_What you have to do_
Determine how many lines of the entries contain "межнациональных". Reply with that number alone.

Stored records
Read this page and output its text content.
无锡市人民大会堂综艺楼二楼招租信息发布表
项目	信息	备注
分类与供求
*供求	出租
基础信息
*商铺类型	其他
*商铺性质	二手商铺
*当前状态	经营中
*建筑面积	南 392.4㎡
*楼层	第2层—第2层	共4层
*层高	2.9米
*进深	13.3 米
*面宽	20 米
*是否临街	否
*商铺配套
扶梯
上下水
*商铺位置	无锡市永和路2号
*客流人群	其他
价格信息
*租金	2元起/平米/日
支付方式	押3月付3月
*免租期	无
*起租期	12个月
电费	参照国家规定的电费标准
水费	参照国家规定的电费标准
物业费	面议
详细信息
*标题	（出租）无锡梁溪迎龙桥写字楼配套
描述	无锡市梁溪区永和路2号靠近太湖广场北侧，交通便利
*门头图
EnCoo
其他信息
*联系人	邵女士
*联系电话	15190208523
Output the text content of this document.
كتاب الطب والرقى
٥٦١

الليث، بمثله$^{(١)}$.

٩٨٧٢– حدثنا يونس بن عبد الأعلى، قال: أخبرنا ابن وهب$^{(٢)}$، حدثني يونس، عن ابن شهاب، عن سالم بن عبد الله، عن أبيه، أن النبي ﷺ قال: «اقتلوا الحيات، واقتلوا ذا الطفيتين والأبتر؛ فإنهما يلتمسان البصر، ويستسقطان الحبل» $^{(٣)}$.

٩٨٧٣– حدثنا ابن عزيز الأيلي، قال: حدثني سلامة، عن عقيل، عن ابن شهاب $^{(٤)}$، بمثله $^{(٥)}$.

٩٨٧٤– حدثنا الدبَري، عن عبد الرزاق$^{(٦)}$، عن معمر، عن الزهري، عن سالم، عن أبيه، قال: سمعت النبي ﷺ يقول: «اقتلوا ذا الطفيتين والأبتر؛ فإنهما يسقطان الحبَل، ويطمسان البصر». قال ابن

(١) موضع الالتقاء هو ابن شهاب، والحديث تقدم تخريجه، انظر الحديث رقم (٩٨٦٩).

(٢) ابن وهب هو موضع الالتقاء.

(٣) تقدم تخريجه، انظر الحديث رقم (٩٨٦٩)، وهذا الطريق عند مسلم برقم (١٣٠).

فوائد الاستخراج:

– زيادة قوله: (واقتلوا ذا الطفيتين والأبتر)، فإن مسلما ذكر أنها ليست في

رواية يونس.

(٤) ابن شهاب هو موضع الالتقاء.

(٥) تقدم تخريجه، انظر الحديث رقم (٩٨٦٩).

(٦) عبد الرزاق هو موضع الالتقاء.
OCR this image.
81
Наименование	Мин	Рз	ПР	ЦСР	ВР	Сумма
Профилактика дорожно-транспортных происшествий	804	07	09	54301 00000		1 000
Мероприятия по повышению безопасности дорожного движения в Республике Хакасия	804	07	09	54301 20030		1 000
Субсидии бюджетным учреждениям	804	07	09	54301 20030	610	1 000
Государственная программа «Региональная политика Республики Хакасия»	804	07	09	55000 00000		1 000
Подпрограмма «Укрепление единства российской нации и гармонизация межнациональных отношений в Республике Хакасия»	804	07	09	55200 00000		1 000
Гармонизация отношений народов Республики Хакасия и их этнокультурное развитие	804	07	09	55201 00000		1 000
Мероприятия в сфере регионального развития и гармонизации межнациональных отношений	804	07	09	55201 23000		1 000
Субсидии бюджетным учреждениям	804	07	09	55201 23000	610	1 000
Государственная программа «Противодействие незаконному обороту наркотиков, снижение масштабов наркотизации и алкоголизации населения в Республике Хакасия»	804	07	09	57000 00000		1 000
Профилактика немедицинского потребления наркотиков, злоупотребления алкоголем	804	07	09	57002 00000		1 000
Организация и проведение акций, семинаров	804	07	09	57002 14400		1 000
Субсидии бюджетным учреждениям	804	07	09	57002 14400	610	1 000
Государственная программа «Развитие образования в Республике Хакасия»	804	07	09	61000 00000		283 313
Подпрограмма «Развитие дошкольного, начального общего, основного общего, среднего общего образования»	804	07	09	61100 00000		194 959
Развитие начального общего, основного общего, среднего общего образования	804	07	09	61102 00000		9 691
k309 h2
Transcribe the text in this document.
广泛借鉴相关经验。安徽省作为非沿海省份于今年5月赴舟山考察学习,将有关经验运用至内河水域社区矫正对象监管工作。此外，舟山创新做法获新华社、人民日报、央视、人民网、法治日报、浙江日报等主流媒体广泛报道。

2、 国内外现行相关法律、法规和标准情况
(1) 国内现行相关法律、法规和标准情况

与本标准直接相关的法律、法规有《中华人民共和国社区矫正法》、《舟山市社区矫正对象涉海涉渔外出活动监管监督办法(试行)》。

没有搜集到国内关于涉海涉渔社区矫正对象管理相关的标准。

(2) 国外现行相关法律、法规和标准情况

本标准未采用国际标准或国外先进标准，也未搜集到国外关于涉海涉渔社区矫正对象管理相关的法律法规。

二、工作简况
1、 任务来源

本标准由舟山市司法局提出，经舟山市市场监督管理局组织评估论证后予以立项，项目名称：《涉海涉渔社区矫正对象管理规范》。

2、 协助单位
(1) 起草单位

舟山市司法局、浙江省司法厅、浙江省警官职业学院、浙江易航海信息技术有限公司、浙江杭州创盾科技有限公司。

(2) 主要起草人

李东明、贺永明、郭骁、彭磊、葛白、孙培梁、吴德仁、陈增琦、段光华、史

_Result of the task_
2